- _SHORT TASK_
Where does the string "than" appear in the records? Copy every line that contains it.

- _DATA_
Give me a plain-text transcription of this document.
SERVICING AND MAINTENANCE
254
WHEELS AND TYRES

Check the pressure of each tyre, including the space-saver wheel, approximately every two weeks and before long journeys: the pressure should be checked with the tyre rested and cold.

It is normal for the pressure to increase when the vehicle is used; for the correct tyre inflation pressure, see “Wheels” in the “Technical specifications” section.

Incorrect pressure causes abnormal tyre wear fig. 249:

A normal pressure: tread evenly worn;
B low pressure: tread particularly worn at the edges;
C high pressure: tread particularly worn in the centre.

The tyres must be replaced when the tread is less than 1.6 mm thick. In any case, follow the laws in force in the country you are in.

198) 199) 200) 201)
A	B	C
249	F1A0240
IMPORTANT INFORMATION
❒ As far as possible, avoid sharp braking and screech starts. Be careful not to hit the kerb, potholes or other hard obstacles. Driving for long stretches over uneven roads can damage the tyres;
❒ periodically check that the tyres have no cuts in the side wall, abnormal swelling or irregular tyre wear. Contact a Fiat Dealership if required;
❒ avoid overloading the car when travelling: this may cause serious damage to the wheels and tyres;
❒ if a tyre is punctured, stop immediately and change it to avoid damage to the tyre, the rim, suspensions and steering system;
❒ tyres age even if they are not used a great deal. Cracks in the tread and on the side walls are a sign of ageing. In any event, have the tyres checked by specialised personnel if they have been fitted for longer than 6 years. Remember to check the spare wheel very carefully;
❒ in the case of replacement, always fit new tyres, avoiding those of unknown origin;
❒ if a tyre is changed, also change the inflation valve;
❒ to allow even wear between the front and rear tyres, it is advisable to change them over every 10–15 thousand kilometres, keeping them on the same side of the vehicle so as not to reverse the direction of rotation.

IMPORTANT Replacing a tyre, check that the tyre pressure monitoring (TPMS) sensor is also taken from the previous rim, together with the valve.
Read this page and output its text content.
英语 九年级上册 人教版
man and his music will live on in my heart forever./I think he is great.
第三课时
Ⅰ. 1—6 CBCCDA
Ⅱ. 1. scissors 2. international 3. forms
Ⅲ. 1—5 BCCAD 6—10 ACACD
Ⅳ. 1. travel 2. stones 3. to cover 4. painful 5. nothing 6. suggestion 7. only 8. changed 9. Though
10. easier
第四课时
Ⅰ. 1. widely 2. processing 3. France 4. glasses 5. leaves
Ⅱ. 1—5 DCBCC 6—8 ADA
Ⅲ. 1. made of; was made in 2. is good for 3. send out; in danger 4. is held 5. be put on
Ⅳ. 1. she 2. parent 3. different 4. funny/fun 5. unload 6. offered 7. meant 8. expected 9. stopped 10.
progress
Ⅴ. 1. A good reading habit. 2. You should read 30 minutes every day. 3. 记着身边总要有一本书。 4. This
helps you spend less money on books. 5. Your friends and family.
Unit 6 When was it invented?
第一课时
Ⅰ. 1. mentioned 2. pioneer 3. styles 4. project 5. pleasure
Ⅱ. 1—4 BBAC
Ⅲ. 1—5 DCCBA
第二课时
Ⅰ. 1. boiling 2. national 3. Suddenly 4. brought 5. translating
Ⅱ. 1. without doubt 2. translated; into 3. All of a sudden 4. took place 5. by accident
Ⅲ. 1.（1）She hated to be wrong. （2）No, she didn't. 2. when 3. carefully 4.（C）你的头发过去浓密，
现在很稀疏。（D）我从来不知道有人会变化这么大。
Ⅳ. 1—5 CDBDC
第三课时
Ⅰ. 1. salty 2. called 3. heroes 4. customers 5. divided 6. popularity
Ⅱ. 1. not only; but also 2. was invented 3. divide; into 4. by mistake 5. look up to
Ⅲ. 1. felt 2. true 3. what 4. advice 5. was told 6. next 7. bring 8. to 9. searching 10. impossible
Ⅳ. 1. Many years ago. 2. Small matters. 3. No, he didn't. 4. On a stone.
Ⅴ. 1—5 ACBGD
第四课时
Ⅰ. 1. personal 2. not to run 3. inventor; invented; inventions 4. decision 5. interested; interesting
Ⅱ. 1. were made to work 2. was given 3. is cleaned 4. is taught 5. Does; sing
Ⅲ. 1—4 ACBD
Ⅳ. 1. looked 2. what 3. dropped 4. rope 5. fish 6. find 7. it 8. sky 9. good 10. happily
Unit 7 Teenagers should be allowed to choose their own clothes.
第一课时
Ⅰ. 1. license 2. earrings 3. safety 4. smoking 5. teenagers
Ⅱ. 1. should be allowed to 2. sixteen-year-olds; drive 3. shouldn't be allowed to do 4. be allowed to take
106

- _WRITTEN RESPONSE_
The tyres must be replaced when the tread is less than 1.6 mm thick. In any case, follow the laws in force in the country you are in.
❒ tyres age even if they are not used a great deal. Cracks in the tread and on the side walls are a sign of ageing. In any event, have the tyres checked by specialised personnel if they have been fitted for longer than 6 years. Remember to check the spare wheel very carefully;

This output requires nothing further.